start
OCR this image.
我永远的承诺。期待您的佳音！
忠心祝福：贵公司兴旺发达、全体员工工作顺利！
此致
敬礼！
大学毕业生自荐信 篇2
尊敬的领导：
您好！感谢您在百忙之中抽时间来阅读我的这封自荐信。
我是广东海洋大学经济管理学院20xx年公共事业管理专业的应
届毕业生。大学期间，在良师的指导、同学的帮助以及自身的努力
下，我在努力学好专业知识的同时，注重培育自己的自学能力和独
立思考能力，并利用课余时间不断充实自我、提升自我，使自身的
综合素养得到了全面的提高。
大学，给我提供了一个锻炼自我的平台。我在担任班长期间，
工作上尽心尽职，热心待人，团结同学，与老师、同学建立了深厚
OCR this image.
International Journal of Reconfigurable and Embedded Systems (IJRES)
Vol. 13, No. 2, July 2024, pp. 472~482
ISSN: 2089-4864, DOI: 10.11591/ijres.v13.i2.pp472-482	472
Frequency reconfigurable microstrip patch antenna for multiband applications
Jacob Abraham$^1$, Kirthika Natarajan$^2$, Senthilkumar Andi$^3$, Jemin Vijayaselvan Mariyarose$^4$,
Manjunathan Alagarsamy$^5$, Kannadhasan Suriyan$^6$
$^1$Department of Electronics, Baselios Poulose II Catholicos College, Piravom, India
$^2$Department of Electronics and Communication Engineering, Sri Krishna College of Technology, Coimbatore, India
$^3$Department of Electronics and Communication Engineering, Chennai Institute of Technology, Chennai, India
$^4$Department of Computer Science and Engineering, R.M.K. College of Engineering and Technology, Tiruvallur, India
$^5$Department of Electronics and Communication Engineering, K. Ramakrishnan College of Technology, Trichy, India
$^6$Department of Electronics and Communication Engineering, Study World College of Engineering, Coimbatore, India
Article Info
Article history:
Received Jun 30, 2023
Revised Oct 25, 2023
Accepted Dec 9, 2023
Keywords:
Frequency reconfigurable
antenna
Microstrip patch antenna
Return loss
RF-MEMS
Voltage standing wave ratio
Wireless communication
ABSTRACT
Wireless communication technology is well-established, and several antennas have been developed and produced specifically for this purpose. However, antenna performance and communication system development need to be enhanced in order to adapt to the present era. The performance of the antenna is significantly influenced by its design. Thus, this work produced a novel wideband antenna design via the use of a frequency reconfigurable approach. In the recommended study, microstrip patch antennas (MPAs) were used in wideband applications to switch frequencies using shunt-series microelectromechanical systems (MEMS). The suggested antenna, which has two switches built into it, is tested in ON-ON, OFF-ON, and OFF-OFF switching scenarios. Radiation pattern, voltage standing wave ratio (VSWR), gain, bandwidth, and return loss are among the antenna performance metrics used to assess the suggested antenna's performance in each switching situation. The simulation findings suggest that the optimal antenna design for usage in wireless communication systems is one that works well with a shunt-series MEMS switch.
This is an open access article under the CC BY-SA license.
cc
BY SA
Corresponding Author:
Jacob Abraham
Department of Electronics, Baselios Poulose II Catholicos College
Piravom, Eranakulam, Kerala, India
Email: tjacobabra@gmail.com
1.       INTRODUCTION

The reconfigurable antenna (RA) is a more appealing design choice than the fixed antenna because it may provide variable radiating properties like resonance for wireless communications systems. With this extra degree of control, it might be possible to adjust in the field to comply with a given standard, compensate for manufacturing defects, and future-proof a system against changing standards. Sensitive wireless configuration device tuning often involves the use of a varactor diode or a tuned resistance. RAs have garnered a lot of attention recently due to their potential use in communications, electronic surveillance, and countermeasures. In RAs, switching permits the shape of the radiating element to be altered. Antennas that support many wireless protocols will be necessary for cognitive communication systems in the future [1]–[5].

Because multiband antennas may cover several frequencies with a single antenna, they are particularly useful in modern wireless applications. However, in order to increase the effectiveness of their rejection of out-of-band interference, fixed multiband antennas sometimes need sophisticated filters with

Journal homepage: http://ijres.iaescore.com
end
## Exercise prompt
Look for lines containing the string "Abraham" and copy them all.

## Reply to the task
Jacob Abraham$^1$, Kirthika Natarajan$^2$, Senthilkumar Andi$^3$, Jemin Vijayaselvan Mariyarose$^4$,
Jacob Abraham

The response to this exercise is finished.